* [Recorded data]:
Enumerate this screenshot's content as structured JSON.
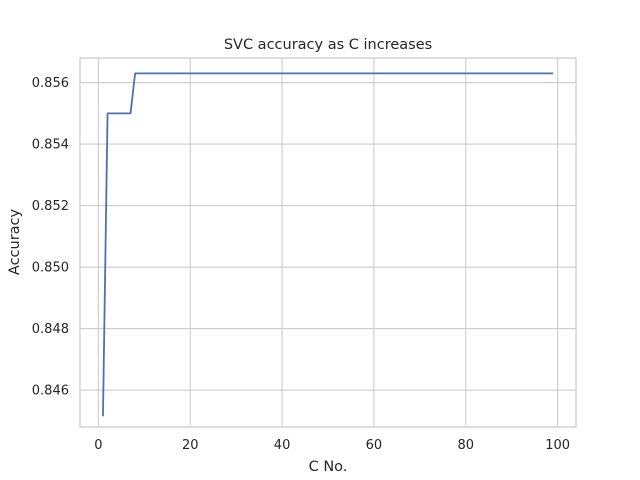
{
  "chart_data": {
    "type": "line",
    "title": "SVC accuracy as C increases",
    "xlabel": "C No.",
    "ylabel": "Accuracy",
    "xlim": [
      -4,
      104
    ],
    "ylim": [
      0.8448,
      0.8568
    ],
    "xticks": [
      0,
      20,
      40,
      60,
      80,
      100
    ],
    "xtick_labels": [
      "0",
      "20",
      "40",
      "60",
      "80",
      "100"
    ],
    "yticks": [
      0.846,
      0.848,
      0.85,
      0.852,
      0.854,
      0.856
    ],
    "ytick_labels": [
      "0.846",
      "0.848",
      "0.850",
      "0.852",
      "0.854",
      "0.856"
    ],
    "grid": true,
    "line_color": "#4c72b0",
    "series": [
      {
        "x": [
          1,
          2,
          3,
          4,
          5,
          6,
          7,
          8,
          9,
          10,
          20,
          30,
          40,
          50,
          60,
          70,
          80,
          90,
          99
        ],
        "y": [
          0.84515,
          0.855,
          0.855,
          0.855,
          0.855,
          0.855,
          0.855,
          0.8563,
          0.8563,
          0.8563,
          0.8563,
          0.8563,
          0.8563,
          0.8563,
          0.8563,
          0.8563,
          0.8563,
          0.8563,
          0.8563
        ]
      }
    ]
  }
}
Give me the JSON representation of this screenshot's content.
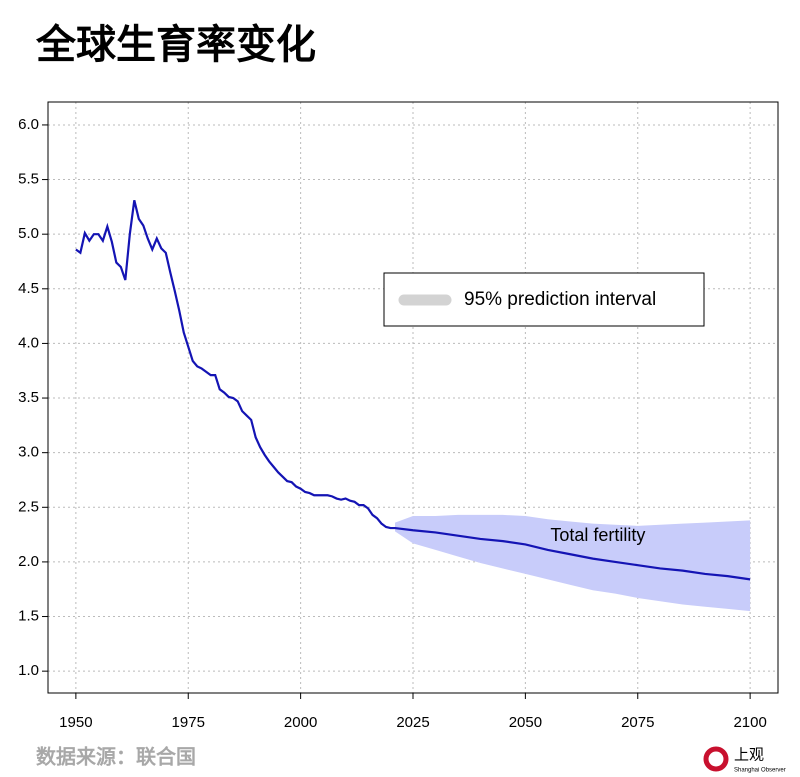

* [Task]: Reproduce all of the material above word for word. Omit the pictures.

* [Answer in full]:
Enumerate this screenshot's content as structured JSON.
{
  "chart_data": {
    "type": "line",
    "title": "SVC accuracy as C increases",
    "xlabel": "C No.",
    "ylabel": "Accuracy",
    "xlim": [
      -4,
      104
    ],
    "ylim": [
      0.8448,
      0.8568
    ],
    "xticks": [
      0,
      20,
      40,
      60,
      80,
      100
    ],
    "xtick_labels": [
      "0",
      "20",
      "40",
      "60",
      "80",
      "100"
    ],
    "yticks": [
      0.846,
      0.848,
      0.85,
      0.852,
      0.854,
      0.856
    ],
    "ytick_labels": [
      "0.846",
      "0.848",
      "0.850",
      "0.852",
      "0.854",
      "0.856"
    ],
    "grid": true,
    "line_color": "#4c72b0",
    "series": [
      {
        "x": [
          1,
          2,
          3,
          4,
          5,
          6,
          7,
          8,
          9,
          10,
          20,
          30,
          40,
          50,
          60,
          70,
          80,
          90,
          99
        ],
        "y": [
          0.84515,
          0.855,
          0.855,
          0.855,
          0.855,
          0.855,
          0.855,
          0.8563,
          0.8563,
          0.8563,
          0.8563,
          0.8563,
          0.8563,
          0.8563,
          0.8563,
          0.8563,
          0.8563,
          0.8563,
          0.8563
        ]
      }
    ]
  }
}
Give me the JSON representation of this screenshot's content.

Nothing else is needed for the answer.